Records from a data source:
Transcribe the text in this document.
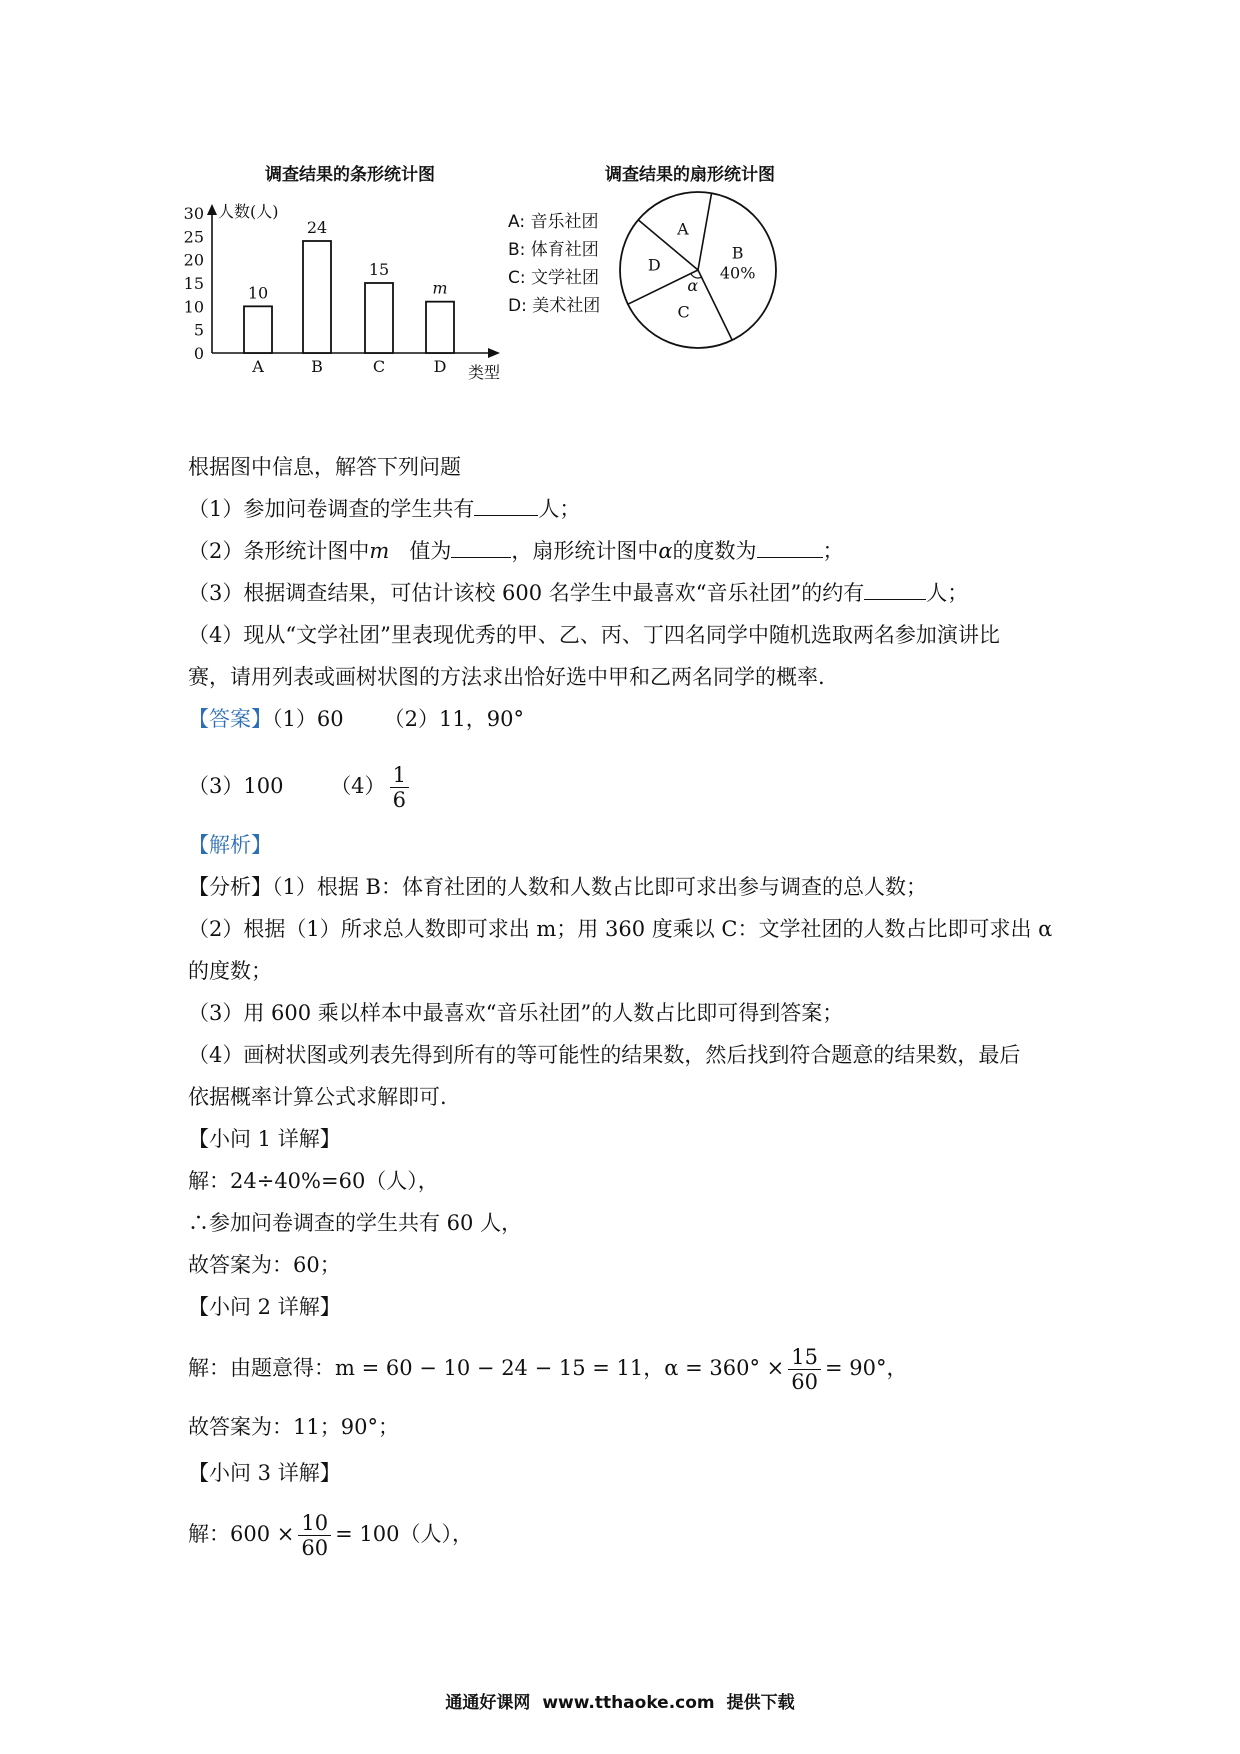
调查结果的条形统计图
人数(人)
类型
0
5
10
15
20
25
30
10
A
24
B
15
C
m
D
调查结果的扇形统计图
A: 音乐社团
B: 体育社团
C: 文学社团
D: 美术社团
B
40%
C
α
D
A
根据图中信息，解答下列问题
（1）参加问卷调查的学生共有	人；
（2）条形统计图中m 值为	，扇形统计图中α的度数为	；
（3）根据调查结果，可估计该校 600 名学生中最喜欢“音乐社团”的约有	人；
（4）现从“文学社团”里表现优秀的甲、乙、丙、丁四名同学中随机选取两名参加演讲比
赛，请用列表或画树状图的方法求出恰好选中甲和乙两名同学的概率.
【答案】（1）60 （2）11，90°
（3）100 $(4) \frac{1}{6}$
【解析】
【分析】（1）根据 B：体育社团的人数和人数占比即可求出参与调查的总人数；
（2）根据（1）所求总人数即可求出 m；用 360 度乘以 C：文学社团的人数占比即可求出 α
的度数；
（3）用 600 乘以样本中最喜欢“音乐社团”的人数占比即可得到答案；
（4）画树状图或列表先得到所有的等可能性的结果数，然后找到符合题意的结果数，最后
依据概率计算公式求解即可.
【小问 1 详解】
解：24÷40%=60（人），
∴参加问卷调查的学生共有 60 人，
故答案为：60；
【小问 2 详解】
解：由题意得：m = 60 − 10 − 24 − 15 = 11，$\alpha = 360^\circ \times \frac{15}{60} = 90^\circ$，
故答案为：11；90°；
【小问 3 详解】
解：$600 \times \frac{10}{60} = 100$（人），
通通好课网 www.tthaoke.com 提供下载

Your instructions:
Quote every record above exactly, omitting any pictures they contain.

Solution to this task:
Transcribe the text in this document.
调查结果的条形统计图
人数(人)
类型
0
5
10
15
20
25
30
10
A
24
B
15
C
m
D
调查结果的扇形统计图
A: 音乐社团
B: 体育社团
C: 文学社团
D: 美术社团
B
40%
C
α
D
A
根据图中信息，解答下列问题
（1）参加问卷调查的学生共有	人；
（2）条形统计图中m 值为	，扇形统计图中α的度数为	；
（3）根据调查结果，可估计该校 600 名学生中最喜欢“音乐社团”的约有	人；
（4）现从“文学社团”里表现优秀的甲、乙、丙、丁四名同学中随机选取两名参加演讲比
赛，请用列表或画树状图的方法求出恰好选中甲和乙两名同学的概率.
【答案】（1）60 （2）11，90°
（3）100 $(4) \frac{1}{6}$
【解析】
【分析】（1）根据 B：体育社团的人数和人数占比即可求出参与调查的总人数；
（2）根据（1）所求总人数即可求出 m；用 360 度乘以 C：文学社团的人数占比即可求出 α
的度数；
（3）用 600 乘以样本中最喜欢“音乐社团”的人数占比即可得到答案；
（4）画树状图或列表先得到所有的等可能性的结果数，然后找到符合题意的结果数，最后
依据概率计算公式求解即可.
【小问 1 详解】
解：24÷40%=60（人），
∴参加问卷调查的学生共有 60 人，
故答案为：60；
【小问 2 详解】
解：由题意得：m = 60 − 10 − 24 − 15 = 11，$\alpha = 360^\circ \times \frac{15}{60} = 90^\circ$，
故答案为：11；90°；
【小问 3 详解】
解：$600 \times \frac{10}{60} = 100$（人），
通通好课网 www.tthaoke.com 提供下载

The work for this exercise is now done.